[Items from a dataset]
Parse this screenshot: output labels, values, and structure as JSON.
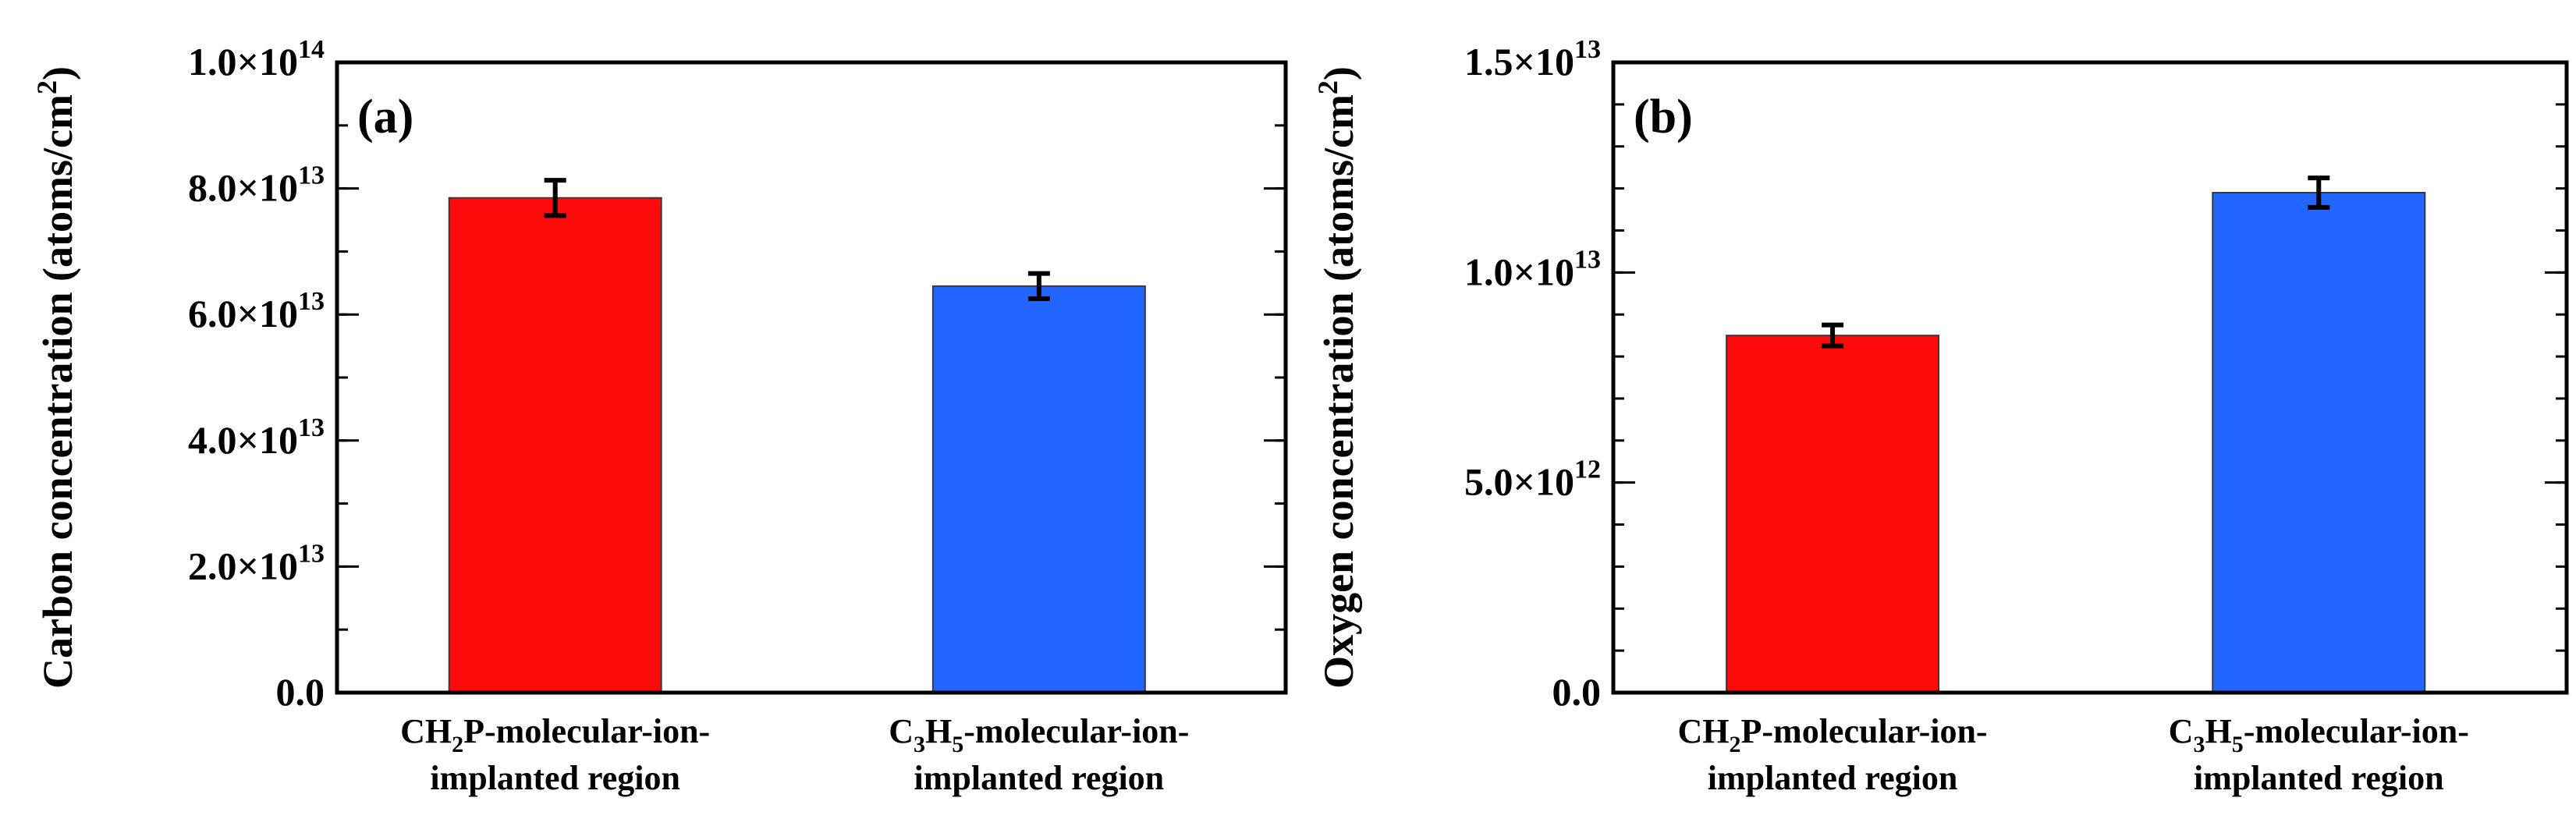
{
  "chart_data": [
    {
      "type": "bar",
      "panel_label": "(a)",
      "ylabel": "Carbon concentration (atoms/cm",
      "ylabel_sup": "2",
      "ylabel_close": ")",
      "ylim": [
        0,
        100000000000000.0
      ],
      "minor_step": 10000000000000.0,
      "yticks": [
        {
          "value": 0,
          "mantissa": "0.0",
          "exp": ""
        },
        {
          "value": 20000000000000.0,
          "mantissa": "2.0",
          "exp": "13"
        },
        {
          "value": 40000000000000.0,
          "mantissa": "4.0",
          "exp": "13"
        },
        {
          "value": 60000000000000.0,
          "mantissa": "6.0",
          "exp": "13"
        },
        {
          "value": 80000000000000.0,
          "mantissa": "8.0",
          "exp": "13"
        },
        {
          "value": 100000000000000.0,
          "mantissa": "1.0",
          "exp": "14"
        }
      ],
      "categories": [
        {
          "line1_pre": "CH",
          "line1_sub": "2",
          "line1_post": "P-molecular-ion-",
          "line2": "implanted region"
        },
        {
          "line1_pre": "C",
          "line1_sub": "3",
          "line1_mid": "H",
          "line1_sub2": "5",
          "line1_post": "-molecular-ion-",
          "line2": "implanted region"
        }
      ],
      "values": [
        78500000000000.0,
        64500000000000.0
      ],
      "errors": [
        2800000000000.0,
        2000000000000.0
      ],
      "colors": [
        "#ff0a0a",
        "#2266ff"
      ]
    },
    {
      "type": "bar",
      "panel_label": "(b)",
      "ylabel": "Oxygen concentration (atoms/cm",
      "ylabel_sup": "2",
      "ylabel_close": ")",
      "ylim": [
        0,
        15000000000000.0
      ],
      "minor_step": 1000000000000.0,
      "yticks": [
        {
          "value": 0,
          "mantissa": "0.0",
          "exp": ""
        },
        {
          "value": 5000000000000.0,
          "mantissa": "5.0",
          "exp": "12"
        },
        {
          "value": 10000000000000.0,
          "mantissa": "1.0",
          "exp": "13"
        },
        {
          "value": 15000000000000.0,
          "mantissa": "1.5",
          "exp": "13"
        }
      ],
      "categories": [
        {
          "line1_pre": "CH",
          "line1_sub": "2",
          "line1_post": "P-molecular-ion-",
          "line2": "implanted region"
        },
        {
          "line1_pre": "C",
          "line1_sub": "3",
          "line1_mid": "H",
          "line1_sub2": "5",
          "line1_post": "-molecular-ion-",
          "line2": "implanted region"
        }
      ],
      "values": [
        8500000000000.0,
        11900000000000.0
      ],
      "errors": [
        250000000000.0,
        350000000000.0
      ],
      "colors": [
        "#ff0a0a",
        "#2266ff"
      ]
    }
  ]
}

#### Task objective
How many of the listing's lines contain "atoms"? Respond with a single number and nothing else.

#### Solution for this exercise
2